Do this ::
Pictures are not part of the copy; repeat everything else in the records exactly.

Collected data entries
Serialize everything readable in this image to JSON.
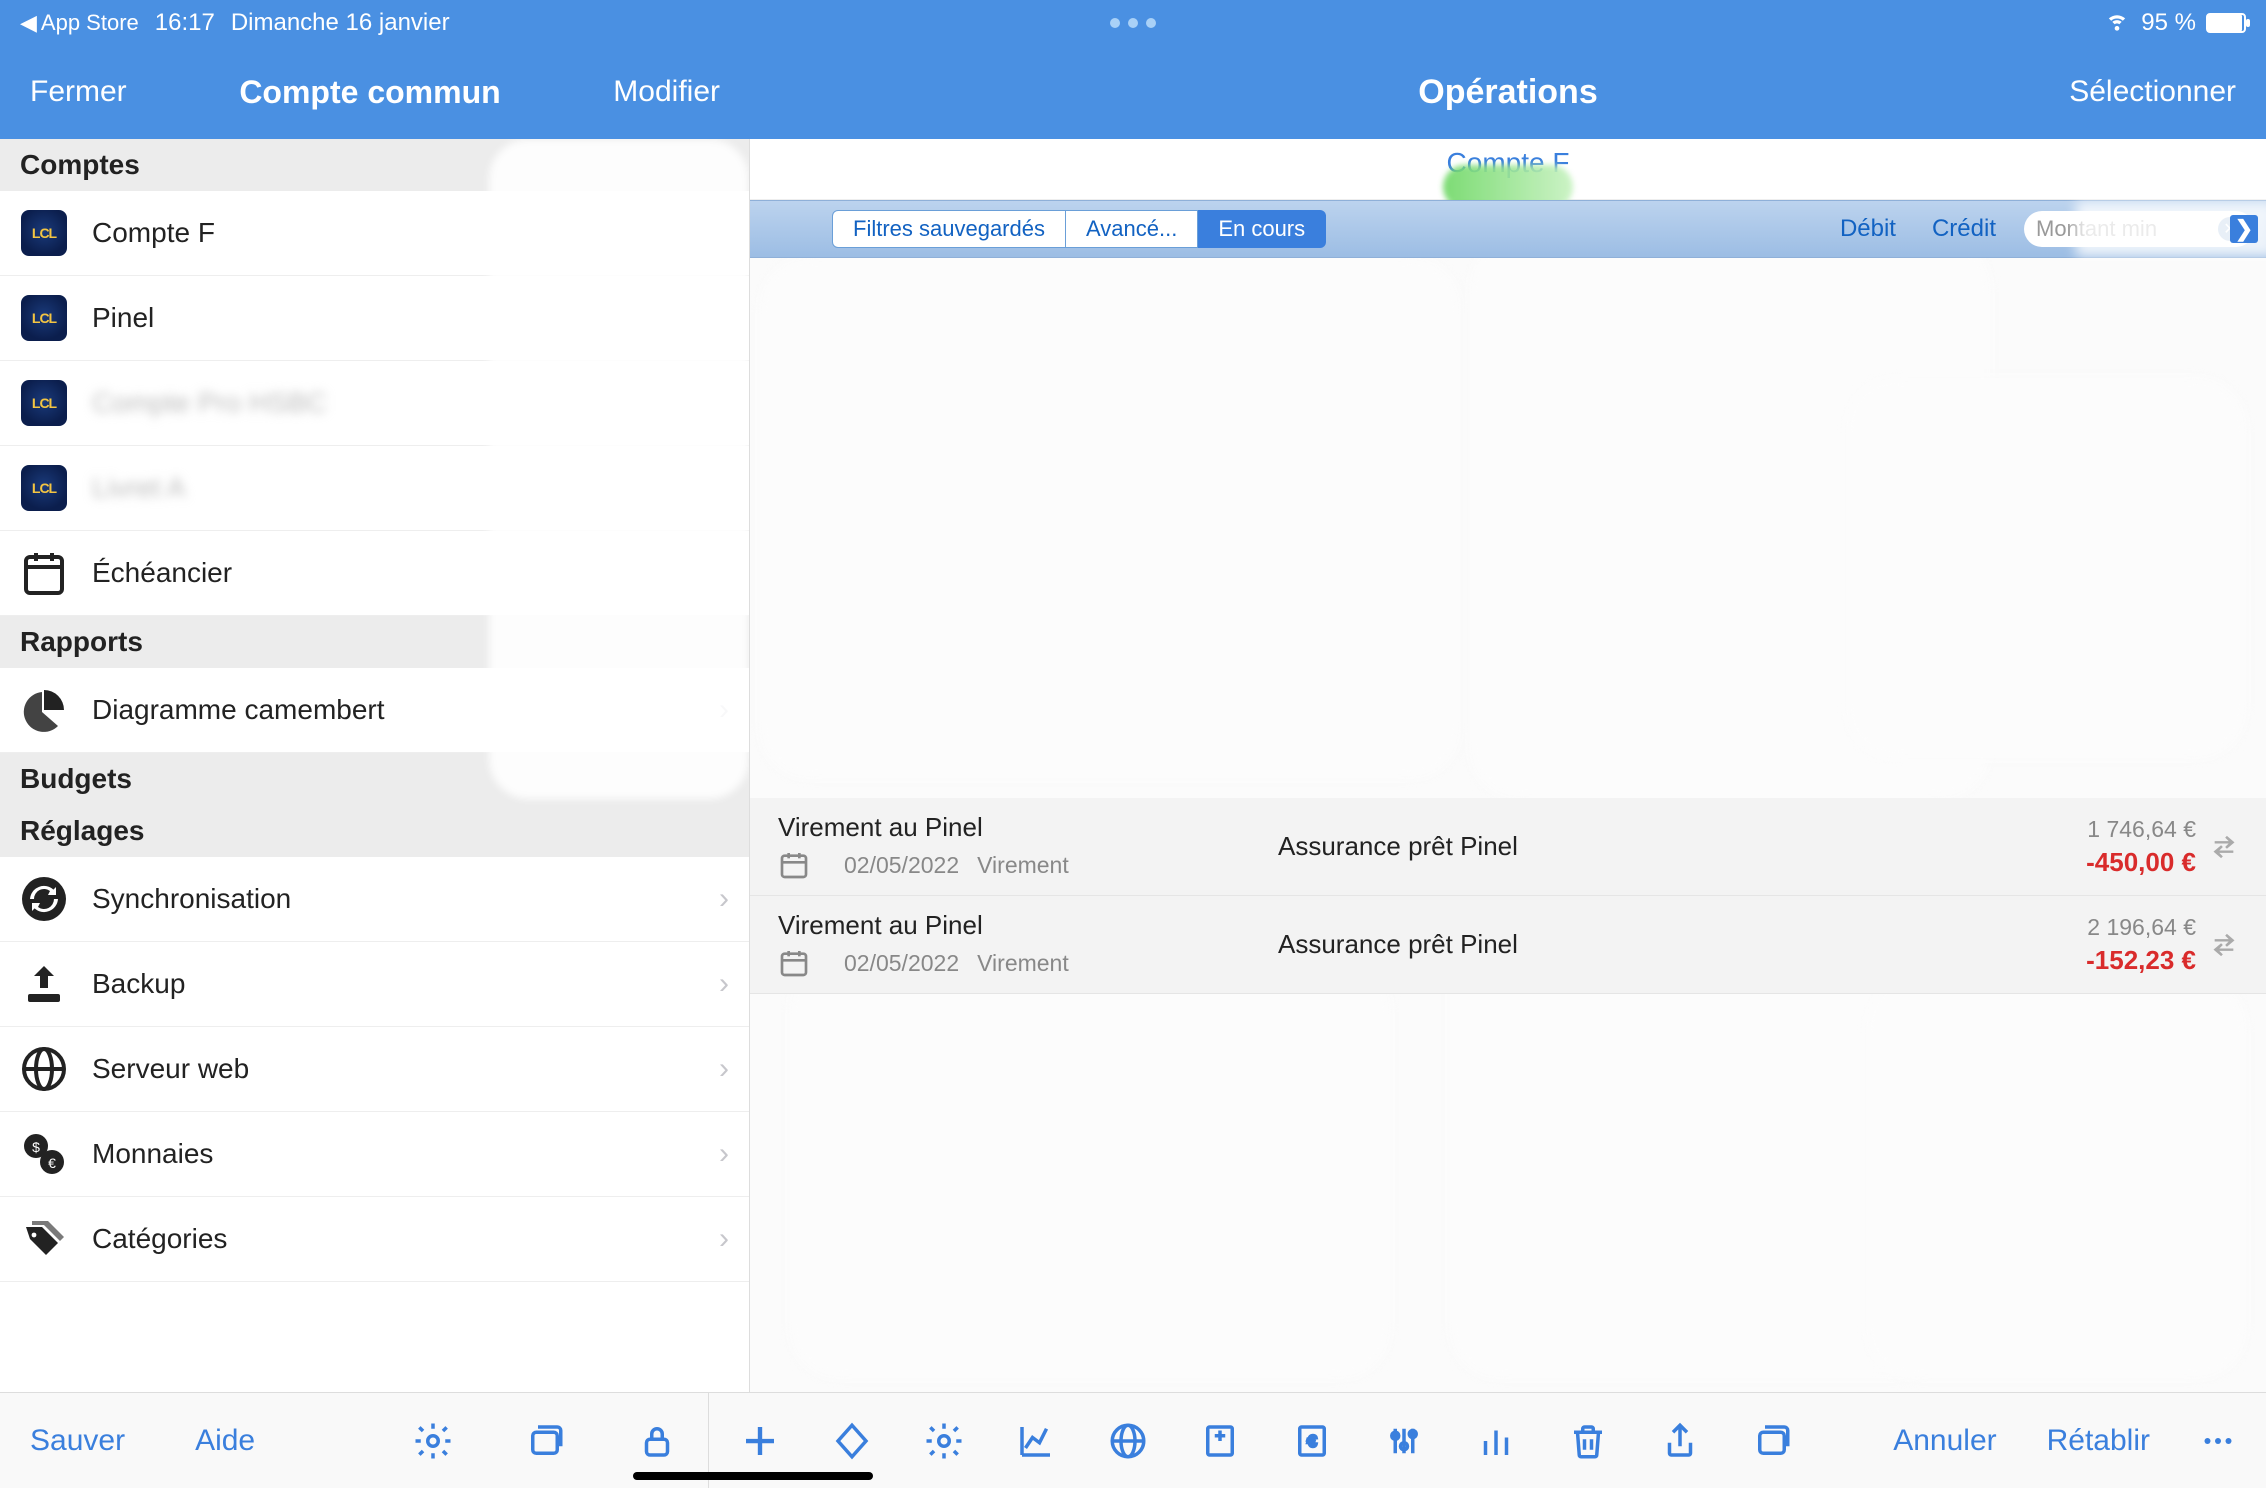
{
  "status": {
    "back_app": "App Store",
    "time": "16:17",
    "date": "Dimanche 16 janvier",
    "battery": "95 %"
  },
  "nav": {
    "left_close": "Fermer",
    "left_title": "Compte commun",
    "left_edit": "Modifier",
    "right_title": "Opérations",
    "right_select": "Sélectionner"
  },
  "sidebar": {
    "sections": {
      "accounts": "Comptes",
      "reports": "Rapports",
      "budgets": "Budgets",
      "settings": "Réglages"
    },
    "accounts": [
      {
        "label": "Compte F"
      },
      {
        "label": "Pinel"
      },
      {
        "label": "Compte Pro HSBC"
      },
      {
        "label": "Livret A"
      }
    ],
    "scheduler": "Échéancier",
    "pie": "Diagramme camembert",
    "settings_items": {
      "sync": "Synchronisation",
      "backup": "Backup",
      "web": "Serveur web",
      "currency": "Monnaies",
      "category": "Catégories"
    }
  },
  "content": {
    "account_name": "Compte F",
    "filters": {
      "saved": "Filtres sauvegardés",
      "advanced": "Avancé...",
      "current": "En cours",
      "debit": "Débit",
      "credit": "Crédit",
      "amount_placeholder": "Montant min"
    },
    "ops": [
      {
        "title": "Virement au Pinel",
        "date": "02/05/2022",
        "type": "Virement",
        "desc": "Assurance prêt Pinel",
        "balance": "1 746,64 €",
        "amount": "-450,00 €"
      },
      {
        "title": "Virement au Pinel",
        "date": "02/05/2022",
        "type": "Virement",
        "desc": "Assurance prêt Pinel",
        "balance": "2 196,64 €",
        "amount": "-152,23 €"
      }
    ]
  },
  "toolbar": {
    "save": "Sauver",
    "help": "Aide",
    "undo": "Annuler",
    "redo": "Rétablir"
  }
}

Exercise answer ::
Serialize everything readable in this image to JSON.
{
  "status": {
    "back_app": "App Store",
    "time": "16:17",
    "date": "Dimanche 16 janvier",
    "battery": "95 %"
  },
  "nav": {
    "left_close": "Fermer",
    "left_title": "Compte commun",
    "left_edit": "Modifier",
    "right_title": "Opérations",
    "right_select": "Sélectionner"
  },
  "sidebar": {
    "sections": {
      "accounts": "Comptes",
      "reports": "Rapports",
      "budgets": "Budgets",
      "settings": "Réglages"
    },
    "accounts": [
      {
        "label": "Compte F"
      },
      {
        "label": "Pinel"
      },
      {
        "label": "Compte Pro HSBC"
      },
      {
        "label": "Livret A"
      }
    ],
    "scheduler": "Échéancier",
    "pie": "Diagramme camembert",
    "settings_items": {
      "sync": "Synchronisation",
      "backup": "Backup",
      "web": "Serveur web",
      "currency": "Monnaies",
      "category": "Catégories"
    }
  },
  "content": {
    "account_name": "Compte F",
    "filters": {
      "saved": "Filtres sauvegardés",
      "advanced": "Avancé...",
      "current": "En cours",
      "debit": "Débit",
      "credit": "Crédit",
      "amount_placeholder": "Montant min"
    },
    "ops": [
      {
        "title": "Virement au Pinel",
        "date": "02/05/2022",
        "type": "Virement",
        "desc": "Assurance prêt Pinel",
        "balance": "1 746,64 €",
        "amount": "-450,00 €"
      },
      {
        "title": "Virement au Pinel",
        "date": "02/05/2022",
        "type": "Virement",
        "desc": "Assurance prêt Pinel",
        "balance": "2 196,64 €",
        "amount": "-152,23 €"
      }
    ]
  },
  "toolbar": {
    "save": "Sauver",
    "help": "Aide",
    "undo": "Annuler",
    "redo": "Rétablir"
  }
}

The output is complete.